DO THIS
Write out the whole listing again, exactly.

** Start **

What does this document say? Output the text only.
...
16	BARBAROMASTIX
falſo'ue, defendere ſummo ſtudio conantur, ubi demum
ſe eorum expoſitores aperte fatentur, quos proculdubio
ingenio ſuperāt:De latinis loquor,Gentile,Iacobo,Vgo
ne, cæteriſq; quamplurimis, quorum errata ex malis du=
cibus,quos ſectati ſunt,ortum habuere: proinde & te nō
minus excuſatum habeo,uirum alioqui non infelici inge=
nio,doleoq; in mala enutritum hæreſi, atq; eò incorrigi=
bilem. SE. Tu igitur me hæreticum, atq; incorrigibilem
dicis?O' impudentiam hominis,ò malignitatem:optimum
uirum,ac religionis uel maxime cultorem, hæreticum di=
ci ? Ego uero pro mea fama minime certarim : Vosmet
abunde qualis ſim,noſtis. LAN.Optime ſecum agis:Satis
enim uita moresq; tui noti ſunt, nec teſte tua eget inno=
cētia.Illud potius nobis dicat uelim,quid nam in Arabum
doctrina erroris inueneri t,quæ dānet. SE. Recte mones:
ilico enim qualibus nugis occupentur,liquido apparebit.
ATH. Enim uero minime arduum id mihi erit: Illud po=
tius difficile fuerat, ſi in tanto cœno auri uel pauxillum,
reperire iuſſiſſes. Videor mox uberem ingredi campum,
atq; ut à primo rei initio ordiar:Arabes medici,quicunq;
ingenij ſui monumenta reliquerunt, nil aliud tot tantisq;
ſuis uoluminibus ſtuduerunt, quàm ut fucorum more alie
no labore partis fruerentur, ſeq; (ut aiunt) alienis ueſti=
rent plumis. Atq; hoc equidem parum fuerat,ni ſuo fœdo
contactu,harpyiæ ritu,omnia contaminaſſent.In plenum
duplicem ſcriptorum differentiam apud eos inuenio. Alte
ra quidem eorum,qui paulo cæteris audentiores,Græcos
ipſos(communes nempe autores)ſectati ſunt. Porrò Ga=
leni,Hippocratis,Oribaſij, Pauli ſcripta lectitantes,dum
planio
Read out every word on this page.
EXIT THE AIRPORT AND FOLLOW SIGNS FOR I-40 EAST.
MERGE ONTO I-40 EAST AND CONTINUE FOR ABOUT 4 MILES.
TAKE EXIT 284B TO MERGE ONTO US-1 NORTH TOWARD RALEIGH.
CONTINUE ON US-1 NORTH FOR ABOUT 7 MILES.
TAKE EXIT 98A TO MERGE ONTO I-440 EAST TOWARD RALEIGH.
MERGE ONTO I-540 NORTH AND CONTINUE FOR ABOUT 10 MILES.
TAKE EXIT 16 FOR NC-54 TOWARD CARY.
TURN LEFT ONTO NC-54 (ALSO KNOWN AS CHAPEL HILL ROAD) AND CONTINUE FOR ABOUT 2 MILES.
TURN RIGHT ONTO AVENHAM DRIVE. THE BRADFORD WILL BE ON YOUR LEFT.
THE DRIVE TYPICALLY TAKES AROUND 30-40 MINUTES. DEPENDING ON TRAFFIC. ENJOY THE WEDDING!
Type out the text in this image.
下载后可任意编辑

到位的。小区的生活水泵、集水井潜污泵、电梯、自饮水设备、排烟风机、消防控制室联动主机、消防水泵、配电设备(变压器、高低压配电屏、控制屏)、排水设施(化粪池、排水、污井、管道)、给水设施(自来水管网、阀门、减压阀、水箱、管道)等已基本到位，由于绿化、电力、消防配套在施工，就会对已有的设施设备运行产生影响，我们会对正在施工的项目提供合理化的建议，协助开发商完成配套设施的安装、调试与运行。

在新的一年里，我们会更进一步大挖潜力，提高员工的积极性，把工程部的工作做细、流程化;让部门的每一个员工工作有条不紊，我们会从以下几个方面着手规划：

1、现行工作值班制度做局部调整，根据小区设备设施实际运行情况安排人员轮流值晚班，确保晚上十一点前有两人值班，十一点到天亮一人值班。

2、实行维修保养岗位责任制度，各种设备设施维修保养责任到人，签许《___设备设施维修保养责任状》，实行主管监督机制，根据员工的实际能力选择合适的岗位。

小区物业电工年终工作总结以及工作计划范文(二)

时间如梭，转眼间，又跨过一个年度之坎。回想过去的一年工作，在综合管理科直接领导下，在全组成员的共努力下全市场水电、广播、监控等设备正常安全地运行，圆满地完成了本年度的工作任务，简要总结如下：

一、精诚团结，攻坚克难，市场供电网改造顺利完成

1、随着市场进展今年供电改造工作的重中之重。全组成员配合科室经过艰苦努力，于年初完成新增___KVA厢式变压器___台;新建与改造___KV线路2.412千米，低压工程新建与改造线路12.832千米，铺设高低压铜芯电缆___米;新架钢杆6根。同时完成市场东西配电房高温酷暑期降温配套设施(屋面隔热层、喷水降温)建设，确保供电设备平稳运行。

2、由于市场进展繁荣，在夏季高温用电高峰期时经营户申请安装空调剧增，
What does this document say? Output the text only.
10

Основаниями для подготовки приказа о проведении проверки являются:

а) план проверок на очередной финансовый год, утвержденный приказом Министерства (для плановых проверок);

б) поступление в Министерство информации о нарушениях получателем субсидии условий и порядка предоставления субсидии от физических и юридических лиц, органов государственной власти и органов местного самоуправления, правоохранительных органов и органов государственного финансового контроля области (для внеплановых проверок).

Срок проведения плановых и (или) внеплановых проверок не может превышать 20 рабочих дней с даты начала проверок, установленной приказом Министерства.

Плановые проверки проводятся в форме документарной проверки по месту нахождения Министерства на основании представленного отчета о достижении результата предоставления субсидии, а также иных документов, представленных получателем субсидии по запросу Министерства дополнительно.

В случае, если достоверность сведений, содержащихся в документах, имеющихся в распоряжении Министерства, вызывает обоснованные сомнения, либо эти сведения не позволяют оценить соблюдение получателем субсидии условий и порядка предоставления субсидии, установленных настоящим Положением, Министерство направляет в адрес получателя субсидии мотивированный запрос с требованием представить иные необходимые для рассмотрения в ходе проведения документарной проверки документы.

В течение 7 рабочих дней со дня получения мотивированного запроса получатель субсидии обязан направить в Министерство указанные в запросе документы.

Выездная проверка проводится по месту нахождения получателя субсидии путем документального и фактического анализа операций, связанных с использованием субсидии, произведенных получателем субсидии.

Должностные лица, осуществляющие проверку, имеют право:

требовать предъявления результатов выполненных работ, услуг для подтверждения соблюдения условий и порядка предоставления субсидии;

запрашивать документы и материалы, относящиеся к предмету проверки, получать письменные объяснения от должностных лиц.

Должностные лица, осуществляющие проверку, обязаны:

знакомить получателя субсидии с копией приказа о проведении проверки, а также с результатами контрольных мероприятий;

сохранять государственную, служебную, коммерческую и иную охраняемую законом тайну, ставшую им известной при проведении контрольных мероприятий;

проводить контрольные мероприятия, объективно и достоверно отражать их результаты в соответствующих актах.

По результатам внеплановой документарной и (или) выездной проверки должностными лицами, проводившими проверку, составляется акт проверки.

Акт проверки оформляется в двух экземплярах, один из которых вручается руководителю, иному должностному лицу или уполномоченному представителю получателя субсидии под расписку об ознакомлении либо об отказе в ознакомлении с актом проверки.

** End **

WRITTEN RESPONSE
What does this document say? Output the text only.
...
16	BARBAROMASTIX
falſo'ue, defendere ſummo ſtudio conantur, ubi demum
ſe eorum expoſitores aperte fatentur, quos proculdubio
ingenio ſuperāt:De latinis loquor,Gentile,Iacobo,Vgo
ne, cæteriſq; quamplurimis, quorum errata ex malis du=
cibus,quos ſectati ſunt,ortum habuere: proinde & te nō
minus excuſatum habeo,uirum alioqui non infelici inge=
nio,doleoq; in mala enutritum hæreſi, atq; eò incorrigi=
bilem. SE. Tu igitur me hæreticum, atq; incorrigibilem
dicis?O' impudentiam hominis,ò malignitatem:optimum
uirum,ac religionis uel maxime cultorem, hæreticum di=
ci ? Ego uero pro mea fama minime certarim : Vosmet
abunde qualis ſim,noſtis. LAN.Optime ſecum agis:Satis
enim uita moresq; tui noti ſunt, nec teſte tua eget inno=
cētia.Illud potius nobis dicat uelim,quid nam in Arabum
doctrina erroris inueneri t,quæ dānet. SE. Recte mones:
ilico enim qualibus nugis occupentur,liquido apparebit.
ATH. Enim uero minime arduum id mihi erit: Illud po=
tius difficile fuerat, ſi in tanto cœno auri uel pauxillum,
reperire iuſſiſſes. Videor mox uberem ingredi campum,
atq; ut à primo rei initio ordiar:Arabes medici,quicunq;
ingenij ſui monumenta reliquerunt, nil aliud tot tantisq;
ſuis uoluminibus ſtuduerunt, quàm ut fucorum more alie
no labore partis fruerentur, ſeq; (ut aiunt) alienis ueſti=
rent plumis. Atq; hoc equidem parum fuerat,ni ſuo fœdo
contactu,harpyiæ ritu,omnia contaminaſſent.In plenum
duplicem ſcriptorum differentiam apud eos inuenio. Alte
ra quidem eorum,qui paulo cæteris audentiores,Græcos
ipſos(communes nempe autores)ſectati ſunt. Porrò Ga=
leni,Hippocratis,Oribaſij, Pauli ſcripta lectitantes,dum
planio
Read out every word on this page.
EXIT THE AIRPORT AND FOLLOW SIGNS FOR I-40 EAST.
MERGE ONTO I-40 EAST AND CONTINUE FOR ABOUT 4 MILES.
TAKE EXIT 284B TO MERGE ONTO US-1 NORTH TOWARD RALEIGH.
CONTINUE ON US-1 NORTH FOR ABOUT 7 MILES.
TAKE EXIT 98A TO MERGE ONTO I-440 EAST TOWARD RALEIGH.
MERGE ONTO I-540 NORTH AND CONTINUE FOR ABOUT 10 MILES.
TAKE EXIT 16 FOR NC-54 TOWARD CARY.
TURN LEFT ONTO NC-54 (ALSO KNOWN AS CHAPEL HILL ROAD) AND CONTINUE FOR ABOUT 2 MILES.
TURN RIGHT ONTO AVENHAM DRIVE. THE BRADFORD WILL BE ON YOUR LEFT.
THE DRIVE TYPICALLY TAKES AROUND 30-40 MINUTES. DEPENDING ON TRAFFIC. ENJOY THE WEDDING!
Type out the text in this image.
下载后可任意编辑

到位的。小区的生活水泵、集水井潜污泵、电梯、自饮水设备、排烟风机、消防控制室联动主机、消防水泵、配电设备(变压器、高低压配电屏、控制屏)、排水设施(化粪池、排水、污井、管道)、给水设施(自来水管网、阀门、减压阀、水箱、管道)等已基本到位，由于绿化、电力、消防配套在施工，就会对已有的设施设备运行产生影响，我们会对正在施工的项目提供合理化的建议，协助开发商完成配套设施的安装、调试与运行。

在新的一年里，我们会更进一步大挖潜力，提高员工的积极性，把工程部的工作做细、流程化;让部门的每一个员工工作有条不紊，我们会从以下几个方面着手规划：

1、现行工作值班制度做局部调整，根据小区设备设施实际运行情况安排人员轮流值晚班，确保晚上十一点前有两人值班，十一点到天亮一人值班。

2、实行维修保养岗位责任制度，各种设备设施维修保养责任到人，签许《___设备设施维修保养责任状》，实行主管监督机制，根据员工的实际能力选择合适的岗位。

小区物业电工年终工作总结以及工作计划范文(二)

时间如梭，转眼间，又跨过一个年度之坎。回想过去的一年工作，在综合管理科直接领导下，在全组成员的共努力下全市场水电、广播、监控等设备正常安全地运行，圆满地完成了本年度的工作任务，简要总结如下：

一、精诚团结，攻坚克难，市场供电网改造顺利完成

1、随着市场进展今年供电改造工作的重中之重。全组成员配合科室经过艰苦努力，于年初完成新增___KVA厢式变压器___台;新建与改造___KV线路2.412千米，低压工程新建与改造线路12.832千米，铺设高低压铜芯电缆___米;新架钢杆6根。同时完成市场东西配电房高温酷暑期降温配套设施(屋面隔热层、喷水降温)建设，确保供电设备平稳运行。

2、由于市场进展繁荣，在夏季高温用电高峰期时经营户申请安装空调剧增，
What does this document say? Output the text only.
10

Основаниями для подготовки приказа о проведении проверки являются:

а) план проверок на очередной финансовый год, утвержденный приказом Министерства (для плановых проверок);

б) поступление в Министерство информации о нарушениях получателем субсидии условий и порядка предоставления субсидии от физических и юридических лиц, органов государственной власти и органов местного самоуправления, правоохранительных органов и органов государственного финансового контроля области (для внеплановых проверок).

Срок проведения плановых и (или) внеплановых проверок не может превышать 20 рабочих дней с даты начала проверок, установленной приказом Министерства.

Плановые проверки проводятся в форме документарной проверки по месту нахождения Министерства на основании представленного отчета о достижении результата предоставления субсидии, а также иных документов, представленных получателем субсидии по запросу Министерства дополнительно.

В случае, если достоверность сведений, содержащихся в документах, имеющихся в распоряжении Министерства, вызывает обоснованные сомнения, либо эти сведения не позволяют оценить соблюдение получателем субсидии условий и порядка предоставления субсидии, установленных настоящим Положением, Министерство направляет в адрес получателя субсидии мотивированный запрос с требованием представить иные необходимые для рассмотрения в ходе проведения документарной проверки документы.

В течение 7 рабочих дней со дня получения мотивированного запроса получатель субсидии обязан направить в Министерство указанные в запросе документы.

Выездная проверка проводится по месту нахождения получателя субсидии путем документального и фактического анализа операций, связанных с использованием субсидии, произведенных получателем субсидии.

Должностные лица, осуществляющие проверку, имеют право:

требовать предъявления результатов выполненных работ, услуг для подтверждения соблюдения условий и порядка предоставления субсидии;

запрашивать документы и материалы, относящиеся к предмету проверки, получать письменные объяснения от должностных лиц.

Должностные лица, осуществляющие проверку, обязаны:

знакомить получателя субсидии с копией приказа о проведении проверки, а также с результатами контрольных мероприятий;

сохранять государственную, служебную, коммерческую и иную охраняемую законом тайну, ставшую им известной при проведении контрольных мероприятий;

проводить контрольные мероприятия, объективно и достоверно отражать их результаты в соответствующих актах.

По результатам внеплановой документарной и (или) выездной проверки должностными лицами, проводившими проверку, составляется акт проверки.

Акт проверки оформляется в двух экземплярах, один из которых вручается руководителю, иному должностному лицу или уполномоченному представителю получателя субсидии под расписку об ознакомлении либо об отказе в ознакомлении с актом проверки.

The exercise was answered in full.